Dataset items

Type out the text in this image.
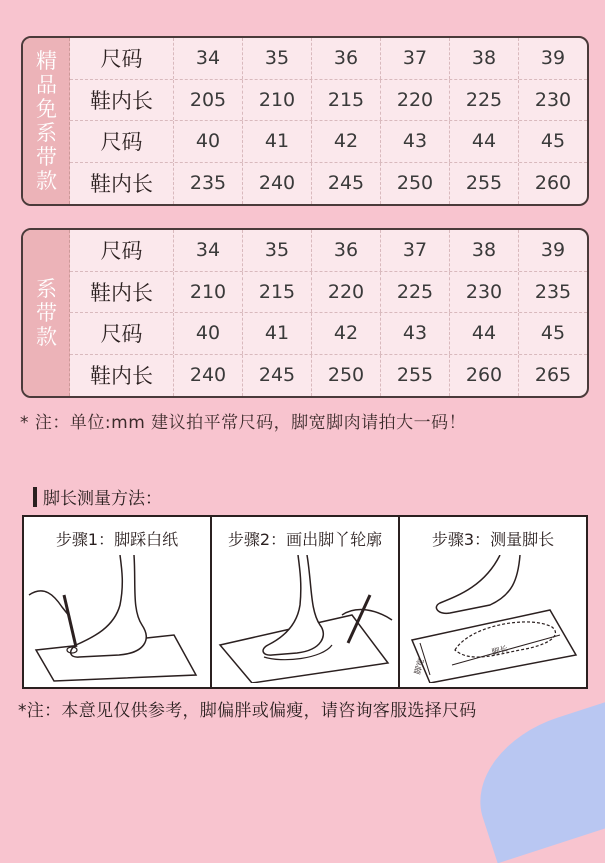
精品免系带款
尺码	34	35	36	37	38	39
鞋内长	205	210	215	220	225	230
尺码	40	41	42	43	44	45
鞋内长	235	240	245	250	255	260
系带款
尺码	34	35	36	37	38	39
鞋内长	210	215	220	225	230	235
尺码	40	41	42	43	44	45
鞋内长	240	245	250	255	260	265
* 注：单位:mm 建议拍平常尺码，脚宽脚肉请拍大一码！
脚长测量方法：
步骤1：脚踩白纸	步骤2：画出脚丫轮廓	步骤3：测量脚长
脚宽
脚长
*注：本意见仅供参考，脚偏胖或偏瘦，请咨询客服选择尺码
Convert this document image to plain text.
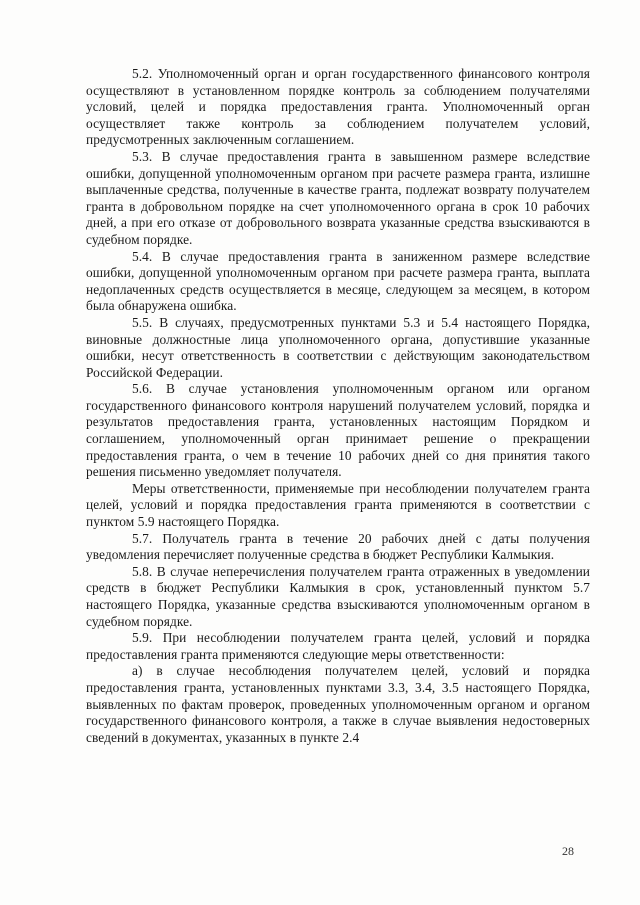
5.2. Уполномоченный орган и орган государственного финансового контроля осуществляют в установленном порядке контроль за соблюдением получателями условий, целей и порядка предоставления гранта. Уполномоченный орган осуществляет также контроль за соблюдением получателем условий, предусмотренных заключенным соглашением.

5.3. В случае предоставления гранта в завышенном размере вследствие ошибки, допущенной уполномоченным органом при расчете размера гранта, излишне выплаченные средства, полученные в качестве гранта, подлежат возврату получателем гранта в добровольном порядке на счет уполномоченного органа в срок 10 рабочих дней, а при его отказе от добровольного возврата указанные средства взыскиваются в судебном порядке.

5.4. В случае предоставления гранта в заниженном размере вследствие ошибки, допущенной уполномоченным органом при расчете размера гранта, выплата недоплаченных средств осуществляется в месяце, следующем за месяцем, в котором была обнаружена ошибка.

5.5. В случаях, предусмотренных пунктами 5.3 и 5.4 настоящего Порядка, виновные должностные лица уполномоченного органа, допустившие указанные ошибки, несут ответственность в соответствии с действующим законодательством Российской Федерации.

5.6. В случае установления уполномоченным органом или органом государственного финансового контроля нарушений получателем условий, порядка и результатов предоставления гранта, установленных настоящим Порядком и соглашением, уполномоченный орган принимает решение о прекращении предоставления гранта, о чем в течение 10 рабочих дней со дня принятия такого решения письменно уведомляет получателя.

Меры ответственности, применяемые при несоблюдении получателем гранта целей, условий и порядка предоставления гранта применяются в соответствии с пунктом 5.9 настоящего Порядка.

5.7. Получатель гранта в течение 20 рабочих дней с даты получения уведомления перечисляет полученные средства в бюджет Республики Калмыкия.

5.8. В случае неперечисления получателем гранта отраженных в уведомлении средств в бюджет Республики Калмыкия в срок, установленный пунктом 5.7 настоящего Порядка, указанные средства взыскиваются уполномоченным органом в судебном порядке.

5.9. При несоблюдении получателем гранта целей, условий и порядка предоставления гранта применяются следующие меры ответственности:

а) в случае несоблюдения получателем целей, условий и порядка предоставления гранта, установленных пунктами 3.3, 3.4, 3.5 настоящего Порядка, выявленных по фактам проверок, проведенных уполномоченным органом и органом государственного финансового контроля, а также в случае выявления недостоверных сведений в документах, указанных в пункте 2.4

28
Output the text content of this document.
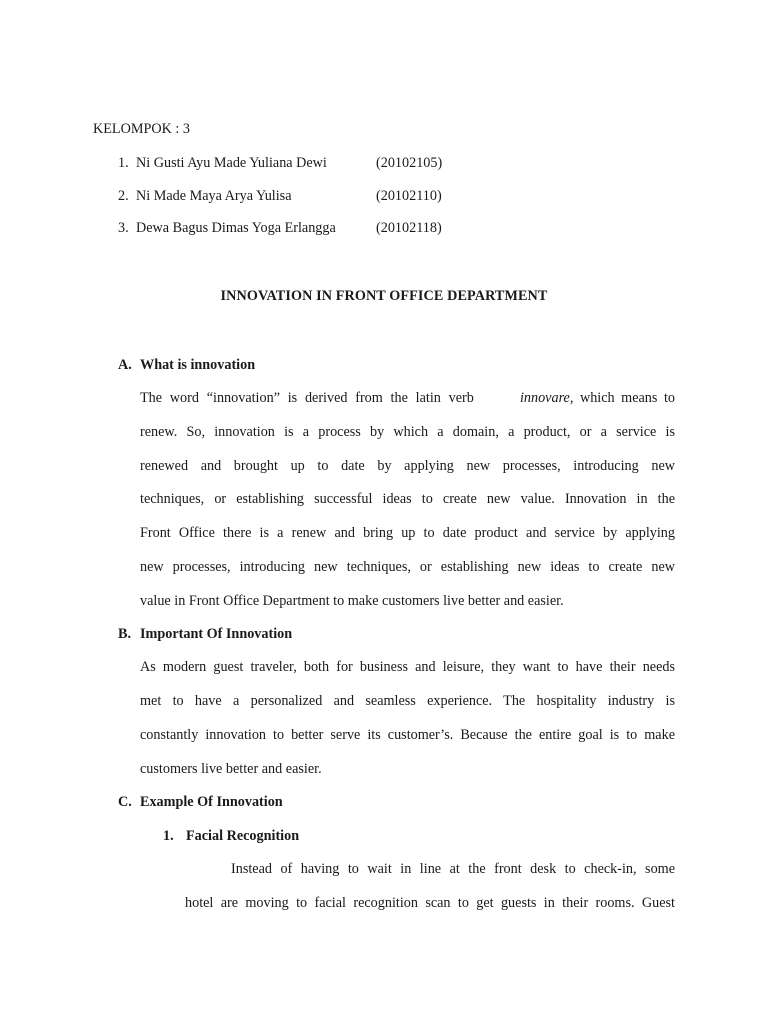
KELOMPOK : 3
1. Ni Gusti Ayu Made Yuliana Dewi	(20102105)
2. Ni Made Maya Arya Yulisa	(20102110)
3. Dewa Bagus Dimas Yoga Erlangga	(20102118)
INNOVATION IN FRONT OFFICE DEPARTMENT
A. What is innovation
The word “innovation” is derived from the latin verb	innovare, which means to
renew. So, innovation is a process by which a domain, a product, or a service is
renewed and brought up to date by applying new processes, introducing new
techniques, or establishing successful ideas to create new value. Innovation in the
Front Office there is a renew and bring up to date product and service by applying
new processes, introducing new techniques, or establishing new ideas to create new
value in Front Office Department to make customers live better and easier.
B. Important Of Innovation
As modern guest traveler, both for business and leisure, they want to have their needs
met to have a personalized and seamless experience. The hospitality industry is
constantly innovation to better serve its customer’s. Because the entire goal is to make
customers live better and easier.
C. Example Of Innovation
1. Facial Recognition
Instead of having to wait in line at the front desk to check-in, some
hotel are moving to facial recognition scan to get guests in their rooms. Guest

→ **EXERCISE PROMPT**:
In the copy, include all records verbatim but no images.

→ **RESULT BELOW**:
Type out the text in this image.
精品免系带款
尺码	34	35	36	37	38	39
鞋内长	205	210	215	220	225	230
尺码	40	41	42	43	44	45
鞋内长	235	240	245	250	255	260
系带款
尺码	34	35	36	37	38	39
鞋内长	210	215	220	225	230	235
尺码	40	41	42	43	44	45
鞋内长	240	245	250	255	260	265
* 注：单位:mm 建议拍平常尺码，脚宽脚肉请拍大一码！
脚长测量方法：
步骤1：脚踩白纸	步骤2：画出脚丫轮廓	步骤3：测量脚长
脚宽
脚长
*注：本意见仅供参考，脚偏胖或偏瘦，请咨询客服选择尺码
Convert this document image to plain text.
5.2. Уполномоченный орган и орган государственного финансового контроля осуществляют в установленном порядке контроль за соблюдением получателями условий, целей и порядка предоставления гранта. Уполномоченный орган осуществляет также контроль за соблюдением получателем условий, предусмотренных заключенным соглашением.

5.3. В случае предоставления гранта в завышенном размере вследствие ошибки, допущенной уполномоченным органом при расчете размера гранта, излишне выплаченные средства, полученные в качестве гранта, подлежат возврату получателем гранта в добровольном порядке на счет уполномоченного органа в срок 10 рабочих дней, а при его отказе от добровольного возврата указанные средства взыскиваются в судебном порядке.

5.4. В случае предоставления гранта в заниженном размере вследствие ошибки, допущенной уполномоченным органом при расчете размера гранта, выплата недоплаченных средств осуществляется в месяце, следующем за месяцем, в котором была обнаружена ошибка.

5.5. В случаях, предусмотренных пунктами 5.3 и 5.4 настоящего Порядка, виновные должностные лица уполномоченного органа, допустившие указанные ошибки, несут ответственность в соответствии с действующим законодательством Российской Федерации.

5.6. В случае установления уполномоченным органом или органом государственного финансового контроля нарушений получателем условий, порядка и результатов предоставления гранта, установленных настоящим Порядком и соглашением, уполномоченный орган принимает решение о прекращении предоставления гранта, о чем в течение 10 рабочих дней со дня принятия такого решения письменно уведомляет получателя.

Меры ответственности, применяемые при несоблюдении получателем гранта целей, условий и порядка предоставления гранта применяются в соответствии с пунктом 5.9 настоящего Порядка.

5.7. Получатель гранта в течение 20 рабочих дней с даты получения уведомления перечисляет полученные средства в бюджет Республики Калмыкия.

5.8. В случае неперечисления получателем гранта отраженных в уведомлении средств в бюджет Республики Калмыкия в срок, установленный пунктом 5.7 настоящего Порядка, указанные средства взыскиваются уполномоченным органом в судебном порядке.

5.9. При несоблюдении получателем гранта целей, условий и порядка предоставления гранта применяются следующие меры ответственности:

а) в случае несоблюдения получателем целей, условий и порядка предоставления гранта, установленных пунктами 3.3, 3.4, 3.5 настоящего Порядка, выявленных по фактам проверок, проведенных уполномоченным органом и органом государственного финансового контроля, а также в случае выявления недостоверных сведений в документах, указанных в пункте 2.4

28
Output the text content of this document.
KELOMPOK : 3
1. Ni Gusti Ayu Made Yuliana Dewi	(20102105)
2. Ni Made Maya Arya Yulisa	(20102110)
3. Dewa Bagus Dimas Yoga Erlangga	(20102118)
INNOVATION IN FRONT OFFICE DEPARTMENT
A. What is innovation
The word “innovation” is derived from the latin verb	innovare, which means to
renew. So, innovation is a process by which a domain, a product, or a service is
renewed and brought up to date by applying new processes, introducing new
techniques, or establishing successful ideas to create new value. Innovation in the
Front Office there is a renew and bring up to date product and service by applying
new processes, introducing new techniques, or establishing new ideas to create new
value in Front Office Department to make customers live better and easier.
B. Important Of Innovation
As modern guest traveler, both for business and leisure, they want to have their needs
met to have a personalized and seamless experience. The hospitality industry is
constantly innovation to better serve its customer’s. Because the entire goal is to make
customers live better and easier.
C. Example Of Innovation
1. Facial Recognition
Instead of having to wait in line at the front desk to check-in, some
hotel are moving to facial recognition scan to get guests in their rooms. Guest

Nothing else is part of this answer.